**WRITTEN REQUEST:** Pull out every line from the listing that has the word "SIZE".

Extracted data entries
((

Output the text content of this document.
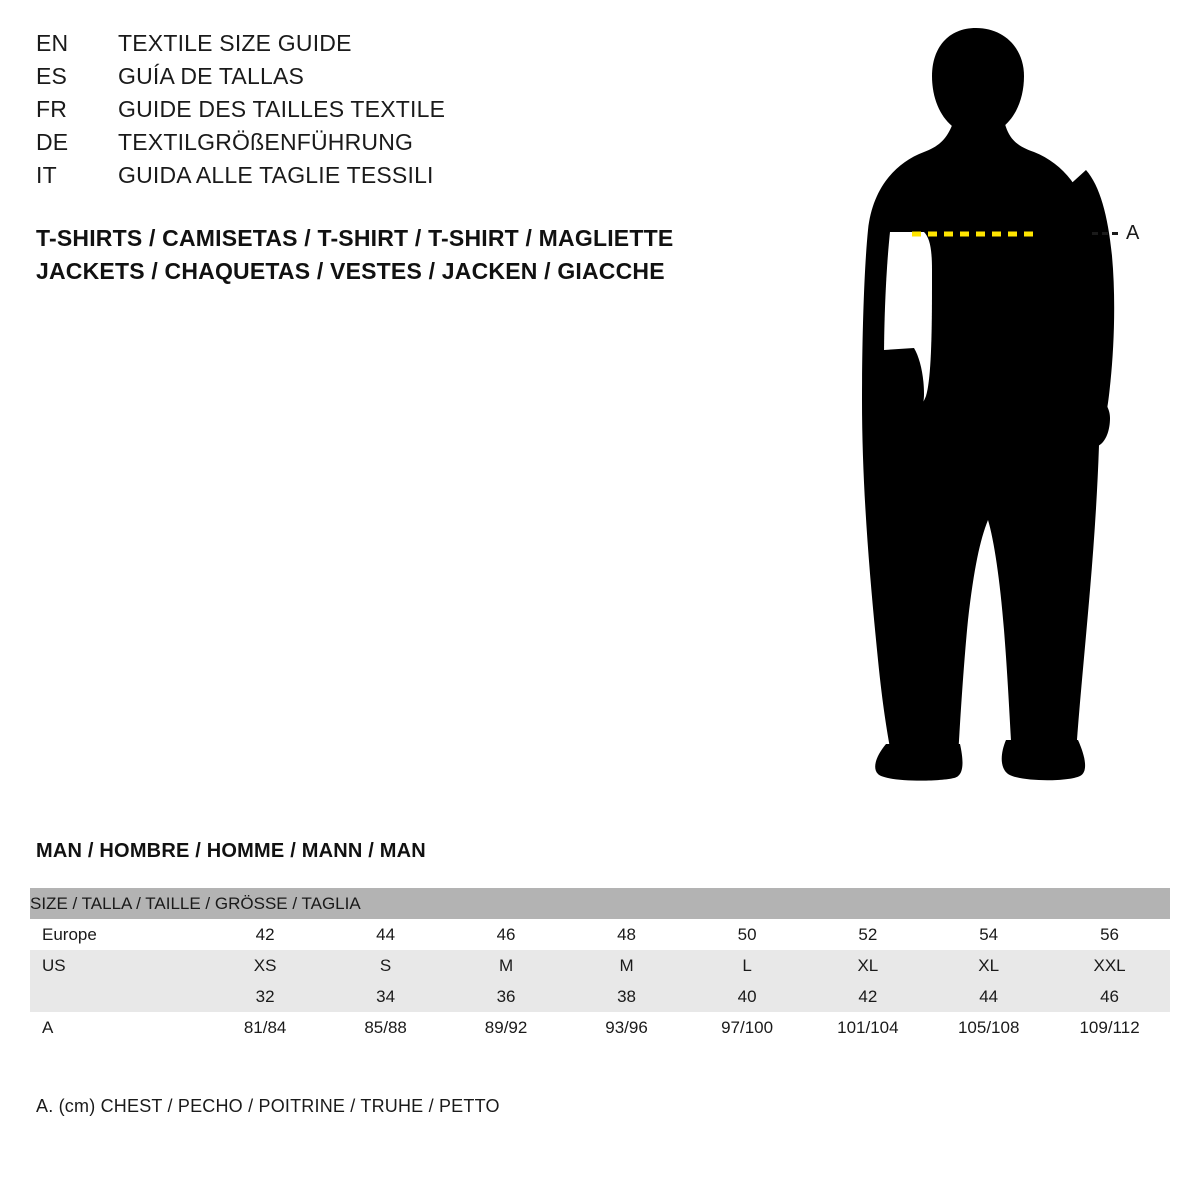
EN	TEXTILE SIZE GUIDE
ES	GUÍA DE TALLAS
FR	GUIDE DES TAILLES TEXTILE
DE	TEXTILGRÖßENFÜHRUNG
IT	GUIDA ALLE TAGLIE TESSILI
T-SHIRTS / CAMISETAS / T-SHIRT / T-SHIRT / MAGLIETTE
JACKETS / CHAQUETAS / VESTES / JACKEN / GIACCHE
A
MAN / HOMBRE / HOMME / MANN / MAN
SIZE / TALLA / TAILLE / GRÖSSE / TAGLIA								
Europe	42	44	46	48	50	52	54	56
US	XS	S	M	M	L	XL	XL	XXL
	32	34	36	38	40	42	44	46
A	81/84	85/88	89/92	93/96	97/100	101/104	105/108	109/112
A. (cm) CHEST / PECHO / POITRINE / TRUHE / PETTO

))

**CORRECT RESPONSE:**
EN	TEXTILE SIZE GUIDE
SIZE / TALLA / TAILLE / GRÖSSE / TAGLIA								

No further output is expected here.